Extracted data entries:
# # #
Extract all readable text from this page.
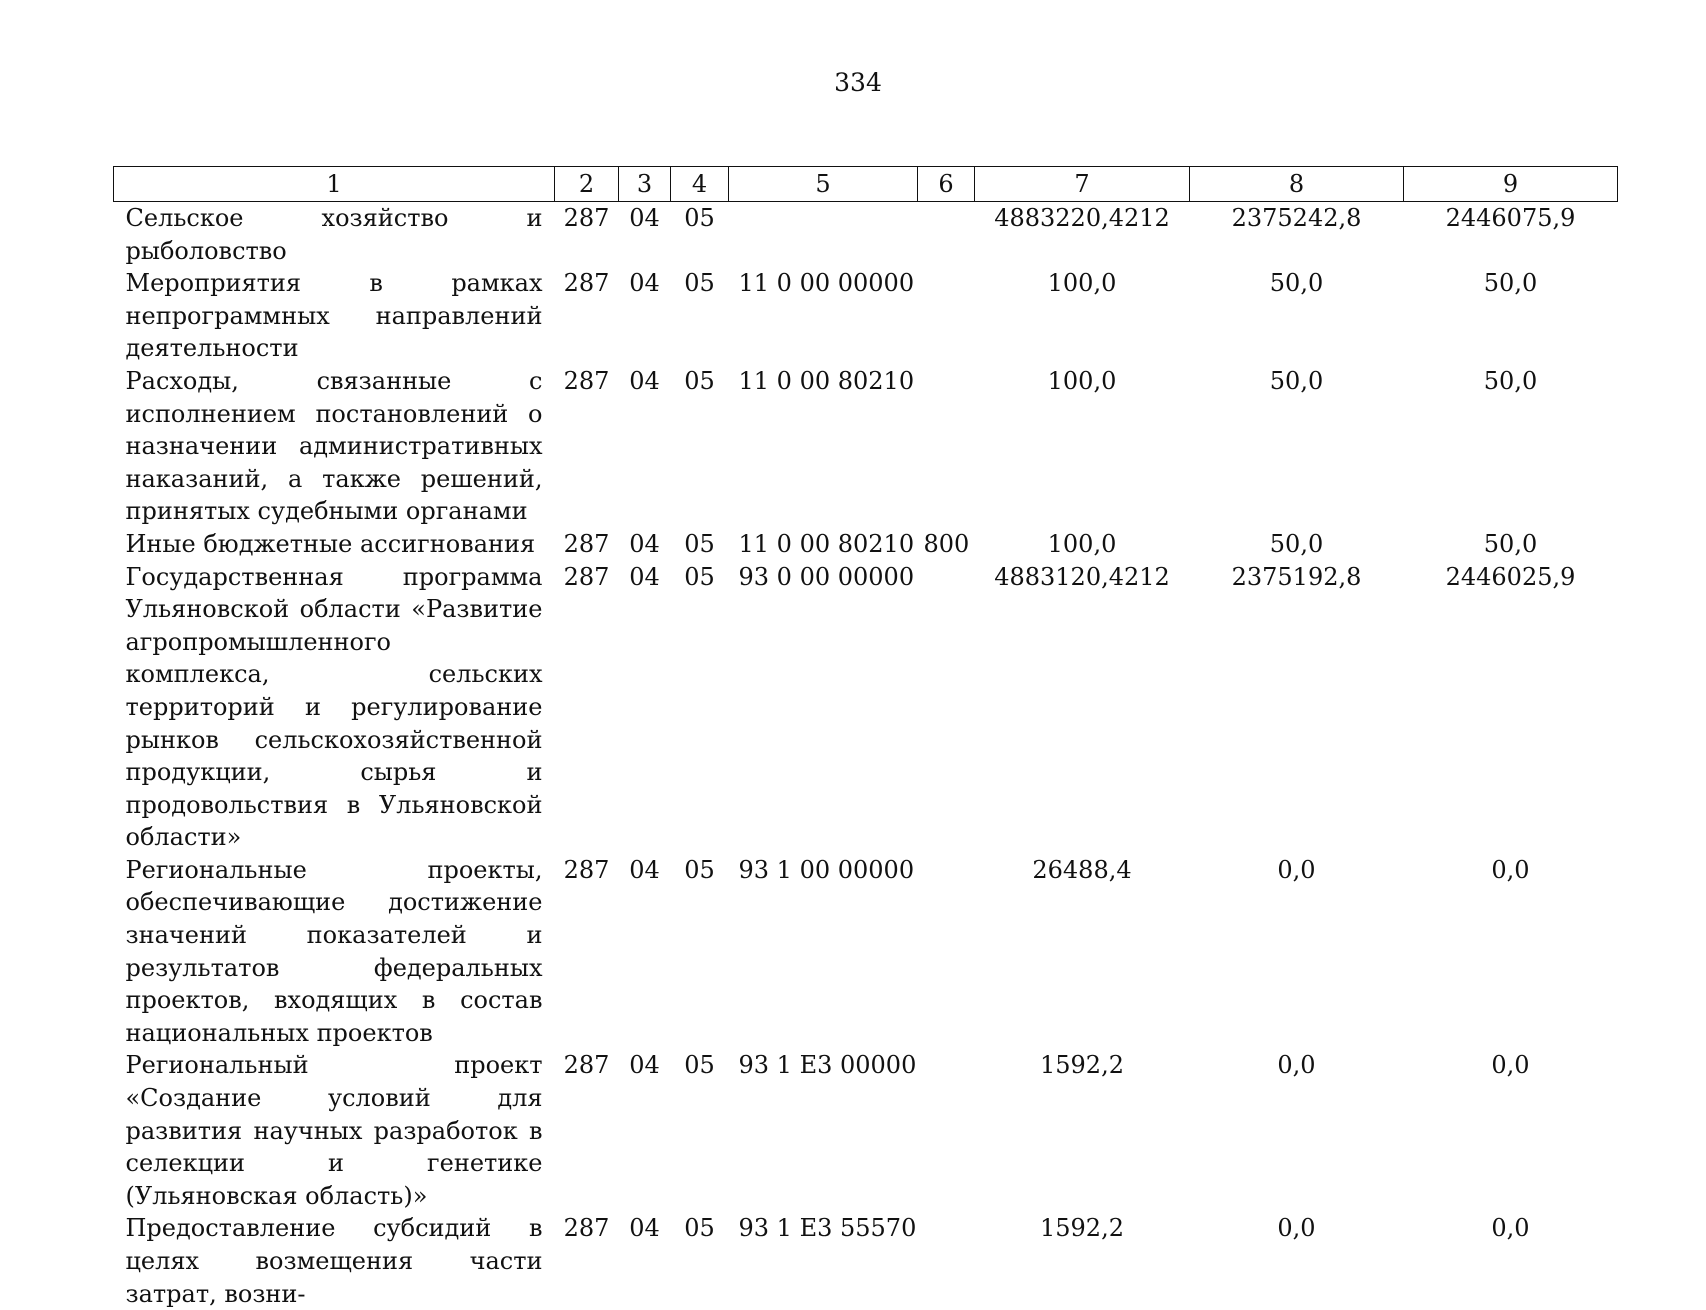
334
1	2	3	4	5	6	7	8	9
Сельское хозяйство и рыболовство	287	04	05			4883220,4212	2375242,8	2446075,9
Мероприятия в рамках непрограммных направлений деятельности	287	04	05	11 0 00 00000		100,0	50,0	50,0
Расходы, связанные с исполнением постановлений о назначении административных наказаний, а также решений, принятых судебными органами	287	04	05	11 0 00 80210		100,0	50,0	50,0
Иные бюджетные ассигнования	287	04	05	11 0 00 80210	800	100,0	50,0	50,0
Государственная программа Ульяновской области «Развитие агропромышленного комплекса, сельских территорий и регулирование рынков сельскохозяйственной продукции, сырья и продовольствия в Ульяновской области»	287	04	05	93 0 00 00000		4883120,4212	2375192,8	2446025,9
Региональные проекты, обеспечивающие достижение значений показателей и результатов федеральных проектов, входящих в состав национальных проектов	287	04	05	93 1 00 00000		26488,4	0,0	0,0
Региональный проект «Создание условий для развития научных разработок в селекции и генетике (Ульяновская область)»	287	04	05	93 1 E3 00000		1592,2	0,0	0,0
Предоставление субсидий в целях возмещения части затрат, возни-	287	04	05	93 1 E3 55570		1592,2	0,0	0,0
# # #
SHORT PROBLEM: Retype everything in the material word for word, minus pictures.

FULL OUTPUT:
Extract all readable text from this page.
334
1	2	3	4	5	6	7	8	9
Сельское хозяйство и рыболовство	287	04	05			4883220,4212	2375242,8	2446075,9
Мероприятия в рамках непрограммных направлений деятельности	287	04	05	11 0 00 00000		100,0	50,0	50,0
Расходы, связанные с исполнением постановлений о назначении административных наказаний, а также решений, принятых судебными органами	287	04	05	11 0 00 80210		100,0	50,0	50,0
Иные бюджетные ассигнования	287	04	05	11 0 00 80210	800	100,0	50,0	50,0
Государственная программа Ульяновской области «Развитие агропромышленного комплекса, сельских территорий и регулирование рынков сельскохозяйственной продукции, сырья и продовольствия в Ульяновской области»	287	04	05	93 0 00 00000		4883120,4212	2375192,8	2446025,9
Региональные проекты, обеспечивающие достижение значений показателей и результатов федеральных проектов, входящих в состав национальных проектов	287	04	05	93 1 00 00000		26488,4	0,0	0,0
Региональный проект «Создание условий для развития научных разработок в селекции и генетике (Ульяновская область)»	287	04	05	93 1 E3 00000		1592,2	0,0	0,0
Предоставление субсидий в целях возмещения части затрат, возни-	287	04	05	93 1 E3 55570		1592,2	0,0	0,0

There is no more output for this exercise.